__Directions for this task__. Find the line that contains "Convert this screenshot"; then retype it and each line after it, exactly, through the final line of the data below.

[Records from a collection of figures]
***

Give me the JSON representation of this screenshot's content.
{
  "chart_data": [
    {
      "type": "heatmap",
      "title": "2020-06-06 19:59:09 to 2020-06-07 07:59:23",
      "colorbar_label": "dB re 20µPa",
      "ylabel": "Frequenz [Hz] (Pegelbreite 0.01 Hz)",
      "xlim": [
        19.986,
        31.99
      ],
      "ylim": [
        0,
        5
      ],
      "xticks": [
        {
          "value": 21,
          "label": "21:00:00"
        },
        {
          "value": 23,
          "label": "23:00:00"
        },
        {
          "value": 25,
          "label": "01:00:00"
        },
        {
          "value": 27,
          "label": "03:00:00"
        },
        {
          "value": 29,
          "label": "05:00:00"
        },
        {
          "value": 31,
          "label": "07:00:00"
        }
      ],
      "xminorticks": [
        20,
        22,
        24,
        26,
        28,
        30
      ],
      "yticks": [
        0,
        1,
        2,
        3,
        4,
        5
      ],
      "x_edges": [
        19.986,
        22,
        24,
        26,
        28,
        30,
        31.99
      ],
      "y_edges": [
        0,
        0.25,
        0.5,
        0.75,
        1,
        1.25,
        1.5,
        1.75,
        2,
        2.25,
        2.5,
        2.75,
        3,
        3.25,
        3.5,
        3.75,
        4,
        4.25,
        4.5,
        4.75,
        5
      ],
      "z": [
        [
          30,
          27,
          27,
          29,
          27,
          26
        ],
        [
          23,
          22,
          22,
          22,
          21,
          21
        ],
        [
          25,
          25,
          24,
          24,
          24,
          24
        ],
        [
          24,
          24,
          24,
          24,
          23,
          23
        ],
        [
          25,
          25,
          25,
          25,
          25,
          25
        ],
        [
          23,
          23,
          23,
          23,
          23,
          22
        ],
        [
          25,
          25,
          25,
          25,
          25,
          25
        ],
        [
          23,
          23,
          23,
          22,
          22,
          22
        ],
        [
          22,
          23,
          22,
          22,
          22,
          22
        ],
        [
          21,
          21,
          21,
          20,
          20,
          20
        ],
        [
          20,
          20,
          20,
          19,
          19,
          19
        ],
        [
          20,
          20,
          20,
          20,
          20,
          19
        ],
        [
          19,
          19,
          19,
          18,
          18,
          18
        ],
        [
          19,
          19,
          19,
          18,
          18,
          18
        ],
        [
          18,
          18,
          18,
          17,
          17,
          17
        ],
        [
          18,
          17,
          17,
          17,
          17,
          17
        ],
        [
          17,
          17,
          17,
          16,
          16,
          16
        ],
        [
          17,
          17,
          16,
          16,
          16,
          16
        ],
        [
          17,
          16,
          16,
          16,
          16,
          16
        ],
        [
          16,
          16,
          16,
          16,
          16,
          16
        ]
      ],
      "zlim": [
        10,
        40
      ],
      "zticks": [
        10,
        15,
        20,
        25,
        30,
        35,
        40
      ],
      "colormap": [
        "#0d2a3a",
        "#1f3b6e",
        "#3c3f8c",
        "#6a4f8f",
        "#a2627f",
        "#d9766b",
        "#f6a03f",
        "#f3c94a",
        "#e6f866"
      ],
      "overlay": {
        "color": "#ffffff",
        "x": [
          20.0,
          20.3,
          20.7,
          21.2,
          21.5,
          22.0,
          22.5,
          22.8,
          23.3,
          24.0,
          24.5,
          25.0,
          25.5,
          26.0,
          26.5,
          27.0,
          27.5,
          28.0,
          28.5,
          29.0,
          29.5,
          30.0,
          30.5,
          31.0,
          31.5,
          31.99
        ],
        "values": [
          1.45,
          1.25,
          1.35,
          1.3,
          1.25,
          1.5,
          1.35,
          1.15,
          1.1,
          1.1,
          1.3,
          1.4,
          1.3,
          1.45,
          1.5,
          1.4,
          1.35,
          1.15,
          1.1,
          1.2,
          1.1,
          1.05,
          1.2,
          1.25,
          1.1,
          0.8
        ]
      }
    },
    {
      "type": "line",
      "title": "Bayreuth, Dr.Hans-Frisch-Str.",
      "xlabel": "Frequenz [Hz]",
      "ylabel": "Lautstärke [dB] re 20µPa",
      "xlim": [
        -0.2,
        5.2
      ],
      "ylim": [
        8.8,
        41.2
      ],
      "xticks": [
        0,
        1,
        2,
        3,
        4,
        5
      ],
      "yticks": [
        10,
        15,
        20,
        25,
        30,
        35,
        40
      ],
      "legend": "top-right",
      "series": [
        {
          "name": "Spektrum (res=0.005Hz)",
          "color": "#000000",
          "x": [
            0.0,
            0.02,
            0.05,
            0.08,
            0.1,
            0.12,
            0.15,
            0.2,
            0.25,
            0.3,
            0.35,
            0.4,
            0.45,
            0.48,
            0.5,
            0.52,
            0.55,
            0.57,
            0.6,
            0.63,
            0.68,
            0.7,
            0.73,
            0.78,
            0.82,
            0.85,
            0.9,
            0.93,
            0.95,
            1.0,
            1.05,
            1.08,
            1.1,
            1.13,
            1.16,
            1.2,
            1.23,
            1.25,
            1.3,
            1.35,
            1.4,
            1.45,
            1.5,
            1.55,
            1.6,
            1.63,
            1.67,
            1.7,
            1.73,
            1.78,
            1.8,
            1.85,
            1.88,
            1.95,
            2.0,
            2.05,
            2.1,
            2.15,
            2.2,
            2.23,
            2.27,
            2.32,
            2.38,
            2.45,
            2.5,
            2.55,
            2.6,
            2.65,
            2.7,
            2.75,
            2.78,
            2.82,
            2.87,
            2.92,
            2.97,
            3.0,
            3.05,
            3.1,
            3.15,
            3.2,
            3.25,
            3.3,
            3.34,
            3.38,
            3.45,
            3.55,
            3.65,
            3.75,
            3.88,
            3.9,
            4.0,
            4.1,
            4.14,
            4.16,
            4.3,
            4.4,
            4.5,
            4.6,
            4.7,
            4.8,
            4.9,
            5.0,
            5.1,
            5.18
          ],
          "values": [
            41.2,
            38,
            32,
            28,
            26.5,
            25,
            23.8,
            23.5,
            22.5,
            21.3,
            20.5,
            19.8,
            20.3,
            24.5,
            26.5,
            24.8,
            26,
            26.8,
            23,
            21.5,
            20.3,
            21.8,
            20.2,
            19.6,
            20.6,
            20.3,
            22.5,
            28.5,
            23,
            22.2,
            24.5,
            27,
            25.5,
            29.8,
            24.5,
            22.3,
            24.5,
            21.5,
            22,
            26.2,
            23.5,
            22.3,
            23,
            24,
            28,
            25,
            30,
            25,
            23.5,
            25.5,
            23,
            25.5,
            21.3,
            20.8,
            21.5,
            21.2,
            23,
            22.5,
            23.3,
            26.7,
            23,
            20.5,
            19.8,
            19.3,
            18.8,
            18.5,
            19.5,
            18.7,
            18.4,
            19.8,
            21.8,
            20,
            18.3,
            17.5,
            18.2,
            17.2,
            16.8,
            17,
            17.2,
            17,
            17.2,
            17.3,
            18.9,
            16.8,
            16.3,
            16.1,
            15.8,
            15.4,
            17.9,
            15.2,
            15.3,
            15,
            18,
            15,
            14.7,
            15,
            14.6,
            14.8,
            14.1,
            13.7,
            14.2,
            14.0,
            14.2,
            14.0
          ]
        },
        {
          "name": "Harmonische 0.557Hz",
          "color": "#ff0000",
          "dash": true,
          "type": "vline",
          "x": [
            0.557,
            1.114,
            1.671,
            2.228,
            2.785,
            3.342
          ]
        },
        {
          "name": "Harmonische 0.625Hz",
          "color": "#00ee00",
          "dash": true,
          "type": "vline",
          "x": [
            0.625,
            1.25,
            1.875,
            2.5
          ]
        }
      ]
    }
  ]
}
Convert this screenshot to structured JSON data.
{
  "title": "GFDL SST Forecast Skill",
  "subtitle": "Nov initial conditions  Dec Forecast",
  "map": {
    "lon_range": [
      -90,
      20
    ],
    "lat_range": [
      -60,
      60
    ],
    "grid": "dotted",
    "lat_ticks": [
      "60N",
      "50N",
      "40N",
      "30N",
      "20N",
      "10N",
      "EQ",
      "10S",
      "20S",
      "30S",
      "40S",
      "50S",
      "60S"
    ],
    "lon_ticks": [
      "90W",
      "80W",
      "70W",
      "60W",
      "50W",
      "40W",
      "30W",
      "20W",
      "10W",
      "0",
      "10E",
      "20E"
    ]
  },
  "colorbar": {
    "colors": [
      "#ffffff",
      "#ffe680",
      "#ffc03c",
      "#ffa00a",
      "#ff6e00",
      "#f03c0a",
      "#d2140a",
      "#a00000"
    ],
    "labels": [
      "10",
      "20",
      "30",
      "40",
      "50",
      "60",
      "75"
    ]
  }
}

***

__Expected answer__.
Convert this screenshot to structured JSON data.
{
  "title": "GFDL SST Forecast Skill",
  "subtitle": "Nov initial conditions  Dec Forecast",
  "map": {
    "lon_range": [
      -90,
      20
    ],
    "lat_range": [
      -60,
      60
    ],
    "grid": "dotted",
    "lat_ticks": [
      "60N",
      "50N",
      "40N",
      "30N",
      "20N",
      "10N",
      "EQ",
      "10S",
      "20S",
      "30S",
      "40S",
      "50S",
      "60S"
    ],
    "lon_ticks": [
      "90W",
      "80W",
      "70W",
      "60W",
      "50W",
      "40W",
      "30W",
      "20W",
      "10W",
      "0",
      "10E",
      "20E"
    ]
  },
  "colorbar": {
    "colors": [
      "#ffffff",
      "#ffe680",
      "#ffc03c",
      "#ffa00a",
      "#ff6e00",
      "#f03c0a",
      "#d2140a",
      "#a00000"
    ],
    "labels": [
      "10",
      "20",
      "30",
      "40",
      "50",
      "60",
      "75"
    ]
  }
}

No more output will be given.